● **Dataset rows**:
*****
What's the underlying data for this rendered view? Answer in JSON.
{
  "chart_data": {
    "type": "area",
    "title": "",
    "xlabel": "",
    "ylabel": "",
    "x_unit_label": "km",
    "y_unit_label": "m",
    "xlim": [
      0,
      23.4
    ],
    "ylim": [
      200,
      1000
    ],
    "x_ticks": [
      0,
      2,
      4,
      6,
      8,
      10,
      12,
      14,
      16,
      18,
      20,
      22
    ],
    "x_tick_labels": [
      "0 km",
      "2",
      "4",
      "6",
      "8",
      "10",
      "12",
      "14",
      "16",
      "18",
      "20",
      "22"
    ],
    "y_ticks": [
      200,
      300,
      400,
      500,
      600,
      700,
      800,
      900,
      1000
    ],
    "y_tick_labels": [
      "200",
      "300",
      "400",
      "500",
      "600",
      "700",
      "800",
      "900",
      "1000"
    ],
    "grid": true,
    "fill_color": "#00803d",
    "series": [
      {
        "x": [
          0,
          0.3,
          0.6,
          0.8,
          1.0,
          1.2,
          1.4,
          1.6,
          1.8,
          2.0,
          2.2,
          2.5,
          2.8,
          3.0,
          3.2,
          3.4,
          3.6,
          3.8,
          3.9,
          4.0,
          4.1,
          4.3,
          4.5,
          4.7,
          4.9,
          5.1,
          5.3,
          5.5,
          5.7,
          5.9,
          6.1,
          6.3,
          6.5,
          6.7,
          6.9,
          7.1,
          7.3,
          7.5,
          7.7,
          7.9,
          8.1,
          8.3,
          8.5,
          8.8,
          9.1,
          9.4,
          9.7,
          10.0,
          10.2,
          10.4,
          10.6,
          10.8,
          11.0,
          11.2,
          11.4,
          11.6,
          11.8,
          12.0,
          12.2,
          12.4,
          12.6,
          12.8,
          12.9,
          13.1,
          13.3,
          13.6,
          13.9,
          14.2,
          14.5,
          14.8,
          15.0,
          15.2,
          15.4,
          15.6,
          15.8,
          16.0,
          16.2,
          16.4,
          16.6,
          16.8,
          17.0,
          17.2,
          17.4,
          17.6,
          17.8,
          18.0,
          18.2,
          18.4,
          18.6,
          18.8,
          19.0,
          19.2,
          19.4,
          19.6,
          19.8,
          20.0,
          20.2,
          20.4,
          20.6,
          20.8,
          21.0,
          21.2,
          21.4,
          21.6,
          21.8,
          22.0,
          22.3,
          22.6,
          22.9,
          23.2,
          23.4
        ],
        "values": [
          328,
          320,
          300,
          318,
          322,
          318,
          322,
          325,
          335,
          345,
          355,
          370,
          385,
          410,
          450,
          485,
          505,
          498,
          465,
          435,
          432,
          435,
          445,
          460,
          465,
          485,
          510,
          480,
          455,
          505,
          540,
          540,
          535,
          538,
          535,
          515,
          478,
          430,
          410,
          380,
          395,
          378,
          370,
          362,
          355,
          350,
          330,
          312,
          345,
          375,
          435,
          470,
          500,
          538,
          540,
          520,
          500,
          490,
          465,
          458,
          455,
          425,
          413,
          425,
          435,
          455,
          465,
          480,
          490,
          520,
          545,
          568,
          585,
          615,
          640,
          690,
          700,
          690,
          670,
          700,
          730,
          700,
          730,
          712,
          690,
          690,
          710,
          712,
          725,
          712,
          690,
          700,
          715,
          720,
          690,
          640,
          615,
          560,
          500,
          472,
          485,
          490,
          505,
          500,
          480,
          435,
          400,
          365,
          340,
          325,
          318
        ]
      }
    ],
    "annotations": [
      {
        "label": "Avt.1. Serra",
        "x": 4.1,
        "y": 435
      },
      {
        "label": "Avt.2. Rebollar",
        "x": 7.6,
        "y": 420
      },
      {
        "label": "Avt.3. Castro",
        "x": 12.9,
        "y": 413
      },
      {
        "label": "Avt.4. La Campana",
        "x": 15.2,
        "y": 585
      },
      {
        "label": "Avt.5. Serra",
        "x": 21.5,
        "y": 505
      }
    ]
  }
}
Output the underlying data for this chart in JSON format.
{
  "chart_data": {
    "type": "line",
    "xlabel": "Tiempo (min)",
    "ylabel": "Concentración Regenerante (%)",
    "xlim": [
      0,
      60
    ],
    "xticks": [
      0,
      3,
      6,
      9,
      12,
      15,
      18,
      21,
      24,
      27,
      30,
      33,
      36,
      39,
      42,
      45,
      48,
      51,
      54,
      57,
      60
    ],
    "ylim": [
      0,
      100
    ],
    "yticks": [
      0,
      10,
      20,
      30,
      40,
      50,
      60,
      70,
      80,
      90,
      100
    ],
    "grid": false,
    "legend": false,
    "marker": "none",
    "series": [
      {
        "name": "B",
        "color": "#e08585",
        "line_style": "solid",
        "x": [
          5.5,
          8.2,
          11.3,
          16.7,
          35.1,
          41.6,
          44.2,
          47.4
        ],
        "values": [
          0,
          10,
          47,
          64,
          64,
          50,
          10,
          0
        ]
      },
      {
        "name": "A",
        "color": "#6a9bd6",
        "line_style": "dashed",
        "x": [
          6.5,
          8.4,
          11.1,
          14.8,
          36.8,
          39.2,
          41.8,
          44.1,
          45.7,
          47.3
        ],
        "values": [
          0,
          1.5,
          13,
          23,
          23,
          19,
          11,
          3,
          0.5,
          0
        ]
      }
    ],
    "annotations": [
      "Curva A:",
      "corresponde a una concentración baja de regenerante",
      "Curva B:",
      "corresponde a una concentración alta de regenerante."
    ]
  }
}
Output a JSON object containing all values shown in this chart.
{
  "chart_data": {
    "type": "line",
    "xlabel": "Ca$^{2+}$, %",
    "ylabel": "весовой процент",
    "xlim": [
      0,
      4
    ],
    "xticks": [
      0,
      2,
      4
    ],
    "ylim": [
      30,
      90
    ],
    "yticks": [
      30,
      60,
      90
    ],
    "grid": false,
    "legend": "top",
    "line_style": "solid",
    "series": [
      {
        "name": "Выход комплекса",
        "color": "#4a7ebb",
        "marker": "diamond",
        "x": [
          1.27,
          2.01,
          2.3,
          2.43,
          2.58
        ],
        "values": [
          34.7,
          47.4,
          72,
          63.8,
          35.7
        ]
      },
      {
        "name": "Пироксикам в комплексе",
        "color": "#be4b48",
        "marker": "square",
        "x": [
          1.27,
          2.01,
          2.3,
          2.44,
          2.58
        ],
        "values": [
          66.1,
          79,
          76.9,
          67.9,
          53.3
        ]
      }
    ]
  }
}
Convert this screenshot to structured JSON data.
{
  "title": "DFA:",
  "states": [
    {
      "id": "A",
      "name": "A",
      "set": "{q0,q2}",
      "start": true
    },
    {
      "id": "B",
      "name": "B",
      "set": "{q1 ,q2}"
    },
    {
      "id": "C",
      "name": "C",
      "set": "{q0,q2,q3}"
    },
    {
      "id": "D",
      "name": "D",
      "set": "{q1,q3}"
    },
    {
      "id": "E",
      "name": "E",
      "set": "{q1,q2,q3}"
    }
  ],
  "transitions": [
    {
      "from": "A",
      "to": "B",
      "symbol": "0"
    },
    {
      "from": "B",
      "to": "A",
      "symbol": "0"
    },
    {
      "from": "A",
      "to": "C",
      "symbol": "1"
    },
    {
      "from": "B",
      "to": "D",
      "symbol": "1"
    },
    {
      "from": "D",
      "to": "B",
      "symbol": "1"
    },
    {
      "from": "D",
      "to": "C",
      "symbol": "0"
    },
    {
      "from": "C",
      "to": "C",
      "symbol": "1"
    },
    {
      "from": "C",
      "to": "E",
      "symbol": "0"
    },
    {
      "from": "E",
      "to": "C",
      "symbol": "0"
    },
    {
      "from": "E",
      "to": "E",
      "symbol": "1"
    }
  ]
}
*****
● **Goal**: Scan the material above for the string "underlying" and report each line where you find it.

● **Solution**:
What's the underlying data for this rendered view? Answer in JSON.
Output the underlying data for this chart in JSON format.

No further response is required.